[PROBLEM TO WORK ON]
Please write out the material below exactly as given.

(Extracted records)

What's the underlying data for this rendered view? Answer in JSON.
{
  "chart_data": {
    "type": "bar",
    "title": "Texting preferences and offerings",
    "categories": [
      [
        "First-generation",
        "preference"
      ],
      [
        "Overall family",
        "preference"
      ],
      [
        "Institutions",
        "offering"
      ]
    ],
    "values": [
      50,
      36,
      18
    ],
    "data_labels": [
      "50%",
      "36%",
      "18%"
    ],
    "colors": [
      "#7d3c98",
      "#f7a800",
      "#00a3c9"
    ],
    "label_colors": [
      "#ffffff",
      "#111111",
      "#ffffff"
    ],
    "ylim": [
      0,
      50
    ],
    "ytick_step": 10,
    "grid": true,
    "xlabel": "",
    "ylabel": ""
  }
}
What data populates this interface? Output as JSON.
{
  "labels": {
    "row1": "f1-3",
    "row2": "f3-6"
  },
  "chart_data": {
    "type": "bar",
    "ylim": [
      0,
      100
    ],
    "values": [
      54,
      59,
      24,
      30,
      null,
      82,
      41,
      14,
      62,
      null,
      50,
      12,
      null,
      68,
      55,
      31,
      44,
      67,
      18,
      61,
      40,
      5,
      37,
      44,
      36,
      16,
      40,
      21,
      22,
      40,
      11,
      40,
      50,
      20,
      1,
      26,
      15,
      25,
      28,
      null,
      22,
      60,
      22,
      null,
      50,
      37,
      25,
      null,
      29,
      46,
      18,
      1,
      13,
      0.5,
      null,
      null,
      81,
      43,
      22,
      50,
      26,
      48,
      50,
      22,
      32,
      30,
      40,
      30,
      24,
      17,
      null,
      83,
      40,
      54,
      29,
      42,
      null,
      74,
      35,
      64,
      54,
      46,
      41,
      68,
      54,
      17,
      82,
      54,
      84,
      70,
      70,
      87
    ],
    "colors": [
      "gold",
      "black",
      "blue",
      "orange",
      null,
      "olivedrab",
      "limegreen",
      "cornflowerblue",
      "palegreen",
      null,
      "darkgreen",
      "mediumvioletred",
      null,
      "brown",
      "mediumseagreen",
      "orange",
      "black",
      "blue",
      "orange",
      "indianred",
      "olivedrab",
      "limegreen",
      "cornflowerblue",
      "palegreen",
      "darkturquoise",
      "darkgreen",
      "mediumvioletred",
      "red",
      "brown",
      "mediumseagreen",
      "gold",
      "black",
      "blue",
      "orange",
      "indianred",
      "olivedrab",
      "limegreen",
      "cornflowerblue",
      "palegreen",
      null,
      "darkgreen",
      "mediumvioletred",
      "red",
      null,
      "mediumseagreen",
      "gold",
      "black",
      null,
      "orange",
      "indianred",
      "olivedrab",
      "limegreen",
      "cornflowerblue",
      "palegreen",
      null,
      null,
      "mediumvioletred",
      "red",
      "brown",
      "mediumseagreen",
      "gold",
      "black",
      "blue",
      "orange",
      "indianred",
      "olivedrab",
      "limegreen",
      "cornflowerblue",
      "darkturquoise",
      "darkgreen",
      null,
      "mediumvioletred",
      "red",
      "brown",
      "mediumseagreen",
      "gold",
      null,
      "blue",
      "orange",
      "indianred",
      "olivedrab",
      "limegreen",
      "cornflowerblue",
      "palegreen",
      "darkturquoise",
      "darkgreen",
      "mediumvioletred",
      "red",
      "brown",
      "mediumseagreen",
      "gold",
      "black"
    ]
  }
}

[ANSWER TO THIS PROBLEM]
What's the underlying data for this rendered view? Answer in JSON.
{
  "chart_data": {
    "type": "bar",
    "title": "Texting preferences and offerings",
    "categories": [
      [
        "First-generation",
        "preference"
      ],
      [
        "Overall family",
        "preference"
      ],
      [
        "Institutions",
        "offering"
      ]
    ],
    "values": [
      50,
      36,
      18
    ],
    "data_labels": [
      "50%",
      "36%",
      "18%"
    ],
    "colors": [
      "#7d3c98",
      "#f7a800",
      "#00a3c9"
    ],
    "label_colors": [
      "#ffffff",
      "#111111",
      "#ffffff"
    ],
    "ylim": [
      0,
      50
    ],
    "ytick_step": 10,
    "grid": true,
    "xlabel": "",
    "ylabel": ""
  }
}
What data populates this interface? Output as JSON.
{
  "labels": {
    "row1": "f1-3",
    "row2": "f3-6"
  },
  "chart_data": {
    "type": "bar",
    "ylim": [
      0,
      100
    ],
    "values": [
      54,
      59,
      24,
      30,
      null,
      82,
      41,
      14,
      62,
      null,
      50,
      12,
      null,
      68,
      55,
      31,
      44,
      67,
      18,
      61,
      40,
      5,
      37,
      44,
      36,
      16,
      40,
      21,
      22,
      40,
      11,
      40,
      50,
      20,
      1,
      26,
      15,
      25,
      28,
      null,
      22,
      60,
      22,
      null,
      50,
      37,
      25,
      null,
      29,
      46,
      18,
      1,
      13,
      0.5,
      null,
      null,
      81,
      43,
      22,
      50,
      26,
      48,
      50,
      22,
      32,
      30,
      40,
      30,
      24,
      17,
      null,
      83,
      40,
      54,
      29,
      42,
      null,
      74,
      35,
      64,
      54,
      46,
      41,
      68,
      54,
      17,
      82,
      54,
      84,
      70,
      70,
      87
    ],
    "colors": [
      "gold",
      "black",
      "blue",
      "orange",
      null,
      "olivedrab",
      "limegreen",
      "cornflowerblue",
      "palegreen",
      null,
      "darkgreen",
      "mediumvioletred",
      null,
      "brown",
      "mediumseagreen",
      "orange",
      "black",
      "blue",
      "orange",
      "indianred",
      "olivedrab",
      "limegreen",
      "cornflowerblue",
      "palegreen",
      "darkturquoise",
      "darkgreen",
      "mediumvioletred",
      "red",
      "brown",
      "mediumseagreen",
      "gold",
      "black",
      "blue",
      "orange",
      "indianred",
      "olivedrab",
      "limegreen",
      "cornflowerblue",
      "palegreen",
      null,
      "darkgreen",
      "mediumvioletred",
      "red",
      null,
      "mediumseagreen",
      "gold",
      "black",
      null,
      "orange",
      "indianred",
      "olivedrab",
      "limegreen",
      "cornflowerblue",
      "palegreen",
      null,
      null,
      "mediumvioletred",
      "red",
      "brown",
      "mediumseagreen",
      "gold",
      "black",
      "blue",
      "orange",
      "indianred",
      "olivedrab",
      "limegreen",
      "cornflowerblue",
      "darkturquoise",
      "darkgreen",
      null,
      "mediumvioletred",
      "red",
      "brown",
      "mediumseagreen",
      "gold",
      null,
      "blue",
      "orange",
      "indianred",
      "olivedrab",
      "limegreen",
      "cornflowerblue",
      "palegreen",
      "darkturquoise",
      "darkgreen",
      "mediumvioletred",
      "red",
      "brown",
      "mediumseagreen",
      "gold",
      "black"
    ]
  }
}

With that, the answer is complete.